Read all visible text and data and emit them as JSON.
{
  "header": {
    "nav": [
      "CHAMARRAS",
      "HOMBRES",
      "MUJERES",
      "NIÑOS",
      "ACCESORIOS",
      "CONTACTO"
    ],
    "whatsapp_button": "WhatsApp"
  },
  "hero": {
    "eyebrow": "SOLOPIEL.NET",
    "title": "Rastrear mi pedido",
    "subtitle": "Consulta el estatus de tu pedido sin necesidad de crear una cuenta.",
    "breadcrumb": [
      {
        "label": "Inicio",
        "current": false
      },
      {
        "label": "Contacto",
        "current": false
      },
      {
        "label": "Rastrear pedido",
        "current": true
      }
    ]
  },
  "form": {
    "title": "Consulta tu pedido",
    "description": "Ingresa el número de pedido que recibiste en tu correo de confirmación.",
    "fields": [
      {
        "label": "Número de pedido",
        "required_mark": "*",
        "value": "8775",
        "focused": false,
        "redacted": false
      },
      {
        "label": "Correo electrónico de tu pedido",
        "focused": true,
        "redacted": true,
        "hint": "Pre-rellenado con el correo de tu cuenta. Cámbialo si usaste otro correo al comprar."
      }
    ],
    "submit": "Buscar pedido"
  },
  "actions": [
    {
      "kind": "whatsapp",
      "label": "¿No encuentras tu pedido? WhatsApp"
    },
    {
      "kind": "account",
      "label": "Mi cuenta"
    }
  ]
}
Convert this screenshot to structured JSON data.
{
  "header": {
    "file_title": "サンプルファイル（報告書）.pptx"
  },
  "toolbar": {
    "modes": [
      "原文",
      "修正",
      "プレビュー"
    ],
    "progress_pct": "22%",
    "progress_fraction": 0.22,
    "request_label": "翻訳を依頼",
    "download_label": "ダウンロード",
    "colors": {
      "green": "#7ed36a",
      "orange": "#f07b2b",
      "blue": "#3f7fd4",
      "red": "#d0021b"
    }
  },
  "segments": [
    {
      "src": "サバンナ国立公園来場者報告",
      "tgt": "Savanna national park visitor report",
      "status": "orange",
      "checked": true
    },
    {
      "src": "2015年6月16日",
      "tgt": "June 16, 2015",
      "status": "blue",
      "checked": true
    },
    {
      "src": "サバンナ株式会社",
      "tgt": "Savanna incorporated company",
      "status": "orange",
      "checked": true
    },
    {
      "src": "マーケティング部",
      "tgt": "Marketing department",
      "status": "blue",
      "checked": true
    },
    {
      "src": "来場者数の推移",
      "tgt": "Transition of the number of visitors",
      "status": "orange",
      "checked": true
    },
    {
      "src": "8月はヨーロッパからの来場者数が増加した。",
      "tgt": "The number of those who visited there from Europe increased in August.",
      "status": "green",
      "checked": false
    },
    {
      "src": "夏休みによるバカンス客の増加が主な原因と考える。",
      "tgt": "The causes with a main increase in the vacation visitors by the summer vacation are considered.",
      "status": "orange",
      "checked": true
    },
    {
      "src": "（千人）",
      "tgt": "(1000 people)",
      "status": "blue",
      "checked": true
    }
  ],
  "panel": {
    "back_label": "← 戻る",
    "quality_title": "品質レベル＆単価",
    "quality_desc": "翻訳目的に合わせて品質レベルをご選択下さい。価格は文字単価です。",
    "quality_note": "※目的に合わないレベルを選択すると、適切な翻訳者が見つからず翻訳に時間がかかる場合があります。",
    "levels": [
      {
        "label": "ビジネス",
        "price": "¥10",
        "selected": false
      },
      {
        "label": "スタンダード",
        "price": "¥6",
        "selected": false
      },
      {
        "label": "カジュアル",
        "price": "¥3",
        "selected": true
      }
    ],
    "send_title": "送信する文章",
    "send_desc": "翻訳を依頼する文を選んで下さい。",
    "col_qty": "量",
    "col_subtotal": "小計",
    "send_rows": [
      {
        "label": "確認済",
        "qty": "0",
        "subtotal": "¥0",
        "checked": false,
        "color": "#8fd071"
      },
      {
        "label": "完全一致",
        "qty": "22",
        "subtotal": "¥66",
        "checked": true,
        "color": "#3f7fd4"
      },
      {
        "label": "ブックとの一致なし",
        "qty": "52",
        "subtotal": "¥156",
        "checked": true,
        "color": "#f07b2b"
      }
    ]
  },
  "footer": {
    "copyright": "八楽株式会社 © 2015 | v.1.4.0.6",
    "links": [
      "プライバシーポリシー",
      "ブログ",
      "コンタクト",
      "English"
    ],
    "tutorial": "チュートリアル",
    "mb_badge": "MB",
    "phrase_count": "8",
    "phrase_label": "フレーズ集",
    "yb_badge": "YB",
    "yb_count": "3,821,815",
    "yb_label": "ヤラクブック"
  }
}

════════════════

Exercise details: Copy out the full material exactly as it appears.

Response to the exercise:
Read all visible text and data and emit them as JSON.
{
  "header": {
    "nav": [
      "CHAMARRAS",
      "HOMBRES",
      "MUJERES",
      "NIÑOS",
      "ACCESORIOS",
      "CONTACTO"
    ],
    "whatsapp_button": "WhatsApp"
  },
  "hero": {
    "eyebrow": "SOLOPIEL.NET",
    "title": "Rastrear mi pedido",
    "subtitle": "Consulta el estatus de tu pedido sin necesidad de crear una cuenta.",
    "breadcrumb": [
      {
        "label": "Inicio",
        "current": false
      },
      {
        "label": "Contacto",
        "current": false
      },
      {
        "label": "Rastrear pedido",
        "current": true
      }
    ]
  },
  "form": {
    "title": "Consulta tu pedido",
    "description": "Ingresa el número de pedido que recibiste en tu correo de confirmación.",
    "fields": [
      {
        "label": "Número de pedido",
        "required_mark": "*",
        "value": "8775",
        "focused": false,
        "redacted": false
      },
      {
        "label": "Correo electrónico de tu pedido",
        "focused": true,
        "redacted": true,
        "hint": "Pre-rellenado con el correo de tu cuenta. Cámbialo si usaste otro correo al comprar."
      }
    ],
    "submit": "Buscar pedido"
  },
  "actions": [
    {
      "kind": "whatsapp",
      "label": "¿No encuentras tu pedido? WhatsApp"
    },
    {
      "kind": "account",
      "label": "Mi cuenta"
    }
  ]
}
Convert this screenshot to structured JSON data.
{
  "header": {
    "file_title": "サンプルファイル（報告書）.pptx"
  },
  "toolbar": {
    "modes": [
      "原文",
      "修正",
      "プレビュー"
    ],
    "progress_pct": "22%",
    "progress_fraction": 0.22,
    "request_label": "翻訳を依頼",
    "download_label": "ダウンロード",
    "colors": {
      "green": "#7ed36a",
      "orange": "#f07b2b",
      "blue": "#3f7fd4",
      "red": "#d0021b"
    }
  },
  "segments": [
    {
      "src": "サバンナ国立公園来場者報告",
      "tgt": "Savanna national park visitor report",
      "status": "orange",
      "checked": true
    },
    {
      "src": "2015年6月16日",
      "tgt": "June 16, 2015",
      "status": "blue",
      "checked": true
    },
    {
      "src": "サバンナ株式会社",
      "tgt": "Savanna incorporated company",
      "status": "orange",
      "checked": true
    },
    {
      "src": "マーケティング部",
      "tgt": "Marketing department",
      "status": "blue",
      "checked": true
    },
    {
      "src": "来場者数の推移",
      "tgt": "Transition of the number of visitors",
      "status": "orange",
      "checked": true
    },
    {
      "src": "8月はヨーロッパからの来場者数が増加した。",
      "tgt": "The number of those who visited there from Europe increased in August.",
      "status": "green",
      "checked": false
    },
    {
      "src": "夏休みによるバカンス客の増加が主な原因と考える。",
      "tgt": "The causes with a main increase in the vacation visitors by the summer vacation are considered.",
      "status": "orange",
      "checked": true
    },
    {
      "src": "（千人）",
      "tgt": "(1000 people)",
      "status": "blue",
      "checked": true
    }
  ],
  "panel": {
    "back_label": "← 戻る",
    "quality_title": "品質レベル＆単価",
    "quality_desc": "翻訳目的に合わせて品質レベルをご選択下さい。価格は文字単価です。",
    "quality_note": "※目的に合わないレベルを選択すると、適切な翻訳者が見つからず翻訳に時間がかかる場合があります。",
    "levels": [
      {
        "label": "ビジネス",
        "price": "¥10",
        "selected": false
      },
      {
        "label": "スタンダード",
        "price": "¥6",
        "selected": false
      },
      {
        "label": "カジュアル",
        "price": "¥3",
        "selected": true
      }
    ],
    "send_title": "送信する文章",
    "send_desc": "翻訳を依頼する文を選んで下さい。",
    "col_qty": "量",
    "col_subtotal": "小計",
    "send_rows": [
      {
        "label": "確認済",
        "qty": "0",
        "subtotal": "¥0",
        "checked": false,
        "color": "#8fd071"
      },
      {
        "label": "完全一致",
        "qty": "22",
        "subtotal": "¥66",
        "checked": true,
        "color": "#3f7fd4"
      },
      {
        "label": "ブックとの一致なし",
        "qty": "52",
        "subtotal": "¥156",
        "checked": true,
        "color": "#f07b2b"
      }
    ]
  },
  "footer": {
    "copyright": "八楽株式会社 © 2015 | v.1.4.0.6",
    "links": [
      "プライバシーポリシー",
      "ブログ",
      "コンタクト",
      "English"
    ],
    "tutorial": "チュートリアル",
    "mb_badge": "MB",
    "phrase_count": "8",
    "phrase_label": "フレーズ集",
    "yb_badge": "YB",
    "yb_count": "3,821,815",
    "yb_label": "ヤラクブック"
  }
}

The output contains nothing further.